--- start of GIVEN DATA ---

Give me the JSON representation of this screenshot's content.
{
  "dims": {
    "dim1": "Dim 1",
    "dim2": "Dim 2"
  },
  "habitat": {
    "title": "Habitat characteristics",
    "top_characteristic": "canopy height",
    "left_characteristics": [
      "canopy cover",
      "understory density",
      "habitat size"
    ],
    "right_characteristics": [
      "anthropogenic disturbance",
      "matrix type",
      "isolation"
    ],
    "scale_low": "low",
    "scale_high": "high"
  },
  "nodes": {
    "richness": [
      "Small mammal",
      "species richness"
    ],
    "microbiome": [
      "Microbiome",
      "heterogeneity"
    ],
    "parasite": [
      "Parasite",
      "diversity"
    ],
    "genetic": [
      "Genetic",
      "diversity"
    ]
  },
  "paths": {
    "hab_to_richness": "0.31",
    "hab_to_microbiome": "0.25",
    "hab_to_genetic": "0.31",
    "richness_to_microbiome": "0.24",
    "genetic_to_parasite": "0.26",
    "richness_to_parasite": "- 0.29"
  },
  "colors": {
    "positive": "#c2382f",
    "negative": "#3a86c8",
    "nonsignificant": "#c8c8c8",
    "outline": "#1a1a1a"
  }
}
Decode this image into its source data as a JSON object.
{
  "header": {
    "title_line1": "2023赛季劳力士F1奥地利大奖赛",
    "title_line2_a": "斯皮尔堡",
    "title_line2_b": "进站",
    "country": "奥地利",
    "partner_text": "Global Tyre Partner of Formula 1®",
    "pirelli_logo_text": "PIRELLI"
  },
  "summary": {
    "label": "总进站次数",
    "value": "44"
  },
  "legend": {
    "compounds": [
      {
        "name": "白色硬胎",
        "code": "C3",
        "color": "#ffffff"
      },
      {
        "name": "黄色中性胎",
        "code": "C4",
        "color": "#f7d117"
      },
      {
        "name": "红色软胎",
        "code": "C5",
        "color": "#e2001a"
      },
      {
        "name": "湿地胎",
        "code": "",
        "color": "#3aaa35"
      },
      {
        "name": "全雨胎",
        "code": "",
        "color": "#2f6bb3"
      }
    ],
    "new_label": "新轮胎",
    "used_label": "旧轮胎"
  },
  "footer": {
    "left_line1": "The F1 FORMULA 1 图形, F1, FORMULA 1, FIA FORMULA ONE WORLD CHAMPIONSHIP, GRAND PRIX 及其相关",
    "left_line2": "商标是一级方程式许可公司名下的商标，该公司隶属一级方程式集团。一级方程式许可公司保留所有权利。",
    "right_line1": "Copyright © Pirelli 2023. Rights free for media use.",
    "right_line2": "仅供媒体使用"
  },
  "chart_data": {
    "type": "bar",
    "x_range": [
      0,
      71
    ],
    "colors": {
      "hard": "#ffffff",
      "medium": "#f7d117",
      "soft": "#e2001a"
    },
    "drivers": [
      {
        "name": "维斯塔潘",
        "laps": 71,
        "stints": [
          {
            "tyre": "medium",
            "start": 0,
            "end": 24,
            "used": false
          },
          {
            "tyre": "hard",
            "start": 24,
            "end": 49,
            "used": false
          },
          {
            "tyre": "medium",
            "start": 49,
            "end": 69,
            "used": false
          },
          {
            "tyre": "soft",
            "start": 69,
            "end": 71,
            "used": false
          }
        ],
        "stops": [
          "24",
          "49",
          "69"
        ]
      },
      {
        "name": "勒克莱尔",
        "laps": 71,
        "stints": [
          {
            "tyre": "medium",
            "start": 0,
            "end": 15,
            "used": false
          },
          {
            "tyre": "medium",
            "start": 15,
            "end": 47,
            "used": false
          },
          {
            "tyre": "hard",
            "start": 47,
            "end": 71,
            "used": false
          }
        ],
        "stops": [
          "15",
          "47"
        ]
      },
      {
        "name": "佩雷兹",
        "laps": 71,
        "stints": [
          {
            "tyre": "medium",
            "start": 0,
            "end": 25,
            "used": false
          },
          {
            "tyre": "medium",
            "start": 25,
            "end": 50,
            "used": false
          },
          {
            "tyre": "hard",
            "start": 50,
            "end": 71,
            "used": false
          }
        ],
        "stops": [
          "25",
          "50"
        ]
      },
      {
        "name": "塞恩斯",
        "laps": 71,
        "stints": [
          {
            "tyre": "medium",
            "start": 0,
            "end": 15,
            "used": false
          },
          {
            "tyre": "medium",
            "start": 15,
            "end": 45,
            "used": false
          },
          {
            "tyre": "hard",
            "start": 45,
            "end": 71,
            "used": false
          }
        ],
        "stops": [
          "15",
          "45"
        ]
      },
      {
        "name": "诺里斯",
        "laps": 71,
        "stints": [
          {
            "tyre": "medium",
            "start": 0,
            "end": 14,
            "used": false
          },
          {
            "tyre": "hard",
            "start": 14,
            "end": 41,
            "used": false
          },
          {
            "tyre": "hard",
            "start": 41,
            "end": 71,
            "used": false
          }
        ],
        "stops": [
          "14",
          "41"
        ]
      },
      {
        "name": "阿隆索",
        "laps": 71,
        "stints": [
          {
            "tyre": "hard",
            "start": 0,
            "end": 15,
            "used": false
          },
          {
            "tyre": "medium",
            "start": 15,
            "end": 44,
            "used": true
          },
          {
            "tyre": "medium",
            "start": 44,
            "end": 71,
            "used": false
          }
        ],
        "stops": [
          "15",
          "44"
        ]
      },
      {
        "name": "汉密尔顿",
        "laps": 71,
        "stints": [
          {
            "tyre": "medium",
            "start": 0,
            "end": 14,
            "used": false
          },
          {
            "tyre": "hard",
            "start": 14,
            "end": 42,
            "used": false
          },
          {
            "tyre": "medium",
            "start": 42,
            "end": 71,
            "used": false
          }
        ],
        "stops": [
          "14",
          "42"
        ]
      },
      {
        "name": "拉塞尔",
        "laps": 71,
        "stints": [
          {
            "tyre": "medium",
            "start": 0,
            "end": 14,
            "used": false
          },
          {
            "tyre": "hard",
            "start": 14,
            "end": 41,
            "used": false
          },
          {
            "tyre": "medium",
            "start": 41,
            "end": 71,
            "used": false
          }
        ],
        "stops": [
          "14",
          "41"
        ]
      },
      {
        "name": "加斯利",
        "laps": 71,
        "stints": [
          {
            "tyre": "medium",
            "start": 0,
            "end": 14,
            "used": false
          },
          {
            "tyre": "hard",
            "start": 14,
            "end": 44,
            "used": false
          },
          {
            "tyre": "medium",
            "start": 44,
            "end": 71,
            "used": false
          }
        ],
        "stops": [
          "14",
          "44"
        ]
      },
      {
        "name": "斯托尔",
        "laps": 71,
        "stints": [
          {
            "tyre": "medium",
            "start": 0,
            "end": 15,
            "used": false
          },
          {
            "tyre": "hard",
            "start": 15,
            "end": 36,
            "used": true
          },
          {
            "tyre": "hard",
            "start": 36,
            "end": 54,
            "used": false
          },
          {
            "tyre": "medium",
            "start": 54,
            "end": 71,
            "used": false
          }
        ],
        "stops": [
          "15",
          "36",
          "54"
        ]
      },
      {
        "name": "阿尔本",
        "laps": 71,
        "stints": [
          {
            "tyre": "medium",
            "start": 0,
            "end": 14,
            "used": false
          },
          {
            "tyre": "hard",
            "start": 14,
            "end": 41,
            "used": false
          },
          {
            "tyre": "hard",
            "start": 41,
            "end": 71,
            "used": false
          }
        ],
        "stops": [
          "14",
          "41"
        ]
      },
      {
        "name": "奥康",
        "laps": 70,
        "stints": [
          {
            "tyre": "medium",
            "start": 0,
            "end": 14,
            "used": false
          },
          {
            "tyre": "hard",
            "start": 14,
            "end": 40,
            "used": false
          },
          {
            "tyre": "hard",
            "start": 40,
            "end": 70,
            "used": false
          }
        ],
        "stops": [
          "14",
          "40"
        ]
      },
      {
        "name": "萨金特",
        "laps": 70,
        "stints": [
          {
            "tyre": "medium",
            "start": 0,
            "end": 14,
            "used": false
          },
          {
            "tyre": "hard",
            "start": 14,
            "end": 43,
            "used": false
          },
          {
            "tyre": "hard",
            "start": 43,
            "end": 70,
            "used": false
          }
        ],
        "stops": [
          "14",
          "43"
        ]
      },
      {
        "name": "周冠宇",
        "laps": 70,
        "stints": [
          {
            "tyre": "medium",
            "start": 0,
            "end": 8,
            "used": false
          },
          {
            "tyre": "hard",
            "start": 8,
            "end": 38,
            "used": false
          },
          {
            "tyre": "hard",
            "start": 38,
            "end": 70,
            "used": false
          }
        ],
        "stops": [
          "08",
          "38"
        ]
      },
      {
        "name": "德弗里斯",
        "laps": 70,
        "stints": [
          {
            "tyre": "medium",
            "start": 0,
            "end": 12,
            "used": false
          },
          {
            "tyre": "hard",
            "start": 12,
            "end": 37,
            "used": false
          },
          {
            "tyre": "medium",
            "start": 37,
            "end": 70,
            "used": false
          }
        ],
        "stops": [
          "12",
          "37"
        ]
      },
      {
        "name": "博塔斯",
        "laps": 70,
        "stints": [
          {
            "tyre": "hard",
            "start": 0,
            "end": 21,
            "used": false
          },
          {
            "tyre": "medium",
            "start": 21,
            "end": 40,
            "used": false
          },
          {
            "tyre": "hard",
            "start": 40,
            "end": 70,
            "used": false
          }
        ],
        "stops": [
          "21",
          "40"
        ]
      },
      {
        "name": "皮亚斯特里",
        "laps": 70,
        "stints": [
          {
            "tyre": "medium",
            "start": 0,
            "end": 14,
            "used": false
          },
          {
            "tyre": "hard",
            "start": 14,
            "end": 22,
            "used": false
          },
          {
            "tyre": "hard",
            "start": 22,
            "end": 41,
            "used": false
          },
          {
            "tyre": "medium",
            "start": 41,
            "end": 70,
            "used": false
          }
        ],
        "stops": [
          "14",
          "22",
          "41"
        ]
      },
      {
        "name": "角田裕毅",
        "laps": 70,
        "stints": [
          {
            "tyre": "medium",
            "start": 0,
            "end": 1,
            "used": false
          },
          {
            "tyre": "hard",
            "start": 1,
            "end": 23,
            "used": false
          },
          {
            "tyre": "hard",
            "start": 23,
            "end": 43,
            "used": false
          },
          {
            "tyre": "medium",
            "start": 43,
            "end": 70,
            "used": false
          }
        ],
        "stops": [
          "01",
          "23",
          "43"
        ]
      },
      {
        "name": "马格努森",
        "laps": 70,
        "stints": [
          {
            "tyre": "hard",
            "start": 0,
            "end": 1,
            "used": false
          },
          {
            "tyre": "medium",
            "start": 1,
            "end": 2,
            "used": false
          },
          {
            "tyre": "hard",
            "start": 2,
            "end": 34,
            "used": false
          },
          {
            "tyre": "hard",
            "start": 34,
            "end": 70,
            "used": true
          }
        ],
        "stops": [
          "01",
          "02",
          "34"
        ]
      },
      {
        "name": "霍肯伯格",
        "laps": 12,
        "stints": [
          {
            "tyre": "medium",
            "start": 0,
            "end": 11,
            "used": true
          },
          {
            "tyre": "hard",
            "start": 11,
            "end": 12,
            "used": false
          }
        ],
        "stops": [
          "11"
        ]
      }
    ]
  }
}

--- end of GIVEN DATA ---

* [TASK INSTRUCTIONS]:
Gather and copy every line of the data in which the string "this" is found.

* [COMPLETE OUTPUT]:
Give me the JSON representation of this screenshot's content.
Decode this image into its source data as a JSON object.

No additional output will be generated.